### Goal
Count how many lines contain the word "then". Respond with the number alone.

### Provided material
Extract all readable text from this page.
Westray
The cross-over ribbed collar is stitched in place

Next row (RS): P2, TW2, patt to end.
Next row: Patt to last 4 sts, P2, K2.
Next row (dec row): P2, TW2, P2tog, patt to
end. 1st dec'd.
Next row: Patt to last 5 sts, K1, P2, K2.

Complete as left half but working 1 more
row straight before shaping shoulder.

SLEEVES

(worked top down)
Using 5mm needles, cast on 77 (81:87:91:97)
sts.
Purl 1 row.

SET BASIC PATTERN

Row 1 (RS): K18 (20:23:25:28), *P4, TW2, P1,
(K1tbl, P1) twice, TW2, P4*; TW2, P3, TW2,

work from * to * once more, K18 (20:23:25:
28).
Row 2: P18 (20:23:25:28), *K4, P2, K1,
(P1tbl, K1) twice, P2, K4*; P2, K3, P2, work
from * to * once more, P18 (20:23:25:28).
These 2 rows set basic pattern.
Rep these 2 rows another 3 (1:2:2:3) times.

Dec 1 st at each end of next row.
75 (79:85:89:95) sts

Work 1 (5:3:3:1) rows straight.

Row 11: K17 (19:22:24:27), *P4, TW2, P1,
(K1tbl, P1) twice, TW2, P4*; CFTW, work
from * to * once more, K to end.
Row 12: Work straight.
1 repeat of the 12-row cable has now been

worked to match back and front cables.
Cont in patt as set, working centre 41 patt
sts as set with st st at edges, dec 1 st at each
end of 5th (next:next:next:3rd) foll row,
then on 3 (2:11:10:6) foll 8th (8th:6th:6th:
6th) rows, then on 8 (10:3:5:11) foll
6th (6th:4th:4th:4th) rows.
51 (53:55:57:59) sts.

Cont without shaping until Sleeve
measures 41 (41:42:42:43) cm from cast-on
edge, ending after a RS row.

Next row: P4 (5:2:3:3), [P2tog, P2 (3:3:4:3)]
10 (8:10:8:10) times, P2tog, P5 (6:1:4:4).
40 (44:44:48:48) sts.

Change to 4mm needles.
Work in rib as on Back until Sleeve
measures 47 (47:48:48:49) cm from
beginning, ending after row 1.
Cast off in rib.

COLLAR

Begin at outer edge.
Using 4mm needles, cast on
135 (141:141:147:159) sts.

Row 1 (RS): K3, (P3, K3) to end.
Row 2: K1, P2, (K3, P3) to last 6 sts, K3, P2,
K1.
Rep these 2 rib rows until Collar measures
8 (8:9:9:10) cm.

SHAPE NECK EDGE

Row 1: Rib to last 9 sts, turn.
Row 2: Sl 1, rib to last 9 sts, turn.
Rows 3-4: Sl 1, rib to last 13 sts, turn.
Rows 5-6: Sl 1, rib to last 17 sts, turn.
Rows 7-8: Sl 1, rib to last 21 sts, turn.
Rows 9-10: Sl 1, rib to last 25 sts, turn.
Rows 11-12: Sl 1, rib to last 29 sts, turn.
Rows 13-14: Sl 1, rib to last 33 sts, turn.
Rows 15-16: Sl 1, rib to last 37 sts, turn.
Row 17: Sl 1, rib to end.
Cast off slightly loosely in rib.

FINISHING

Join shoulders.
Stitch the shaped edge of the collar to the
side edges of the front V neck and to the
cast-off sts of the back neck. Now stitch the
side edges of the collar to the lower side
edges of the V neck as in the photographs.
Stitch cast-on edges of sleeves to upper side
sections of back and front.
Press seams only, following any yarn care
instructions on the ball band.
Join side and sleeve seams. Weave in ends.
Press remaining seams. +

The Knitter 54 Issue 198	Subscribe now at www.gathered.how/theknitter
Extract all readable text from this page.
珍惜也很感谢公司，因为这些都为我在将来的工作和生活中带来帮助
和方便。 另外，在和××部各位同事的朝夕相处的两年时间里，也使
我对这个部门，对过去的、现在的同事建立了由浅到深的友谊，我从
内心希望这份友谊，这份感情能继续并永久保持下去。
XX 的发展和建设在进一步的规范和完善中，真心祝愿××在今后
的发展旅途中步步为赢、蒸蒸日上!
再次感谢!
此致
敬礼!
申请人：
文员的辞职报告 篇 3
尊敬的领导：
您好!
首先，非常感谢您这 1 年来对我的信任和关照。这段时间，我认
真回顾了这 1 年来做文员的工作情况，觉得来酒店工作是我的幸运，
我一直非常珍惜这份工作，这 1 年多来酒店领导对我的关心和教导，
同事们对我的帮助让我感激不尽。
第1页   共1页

### Finished exercise
2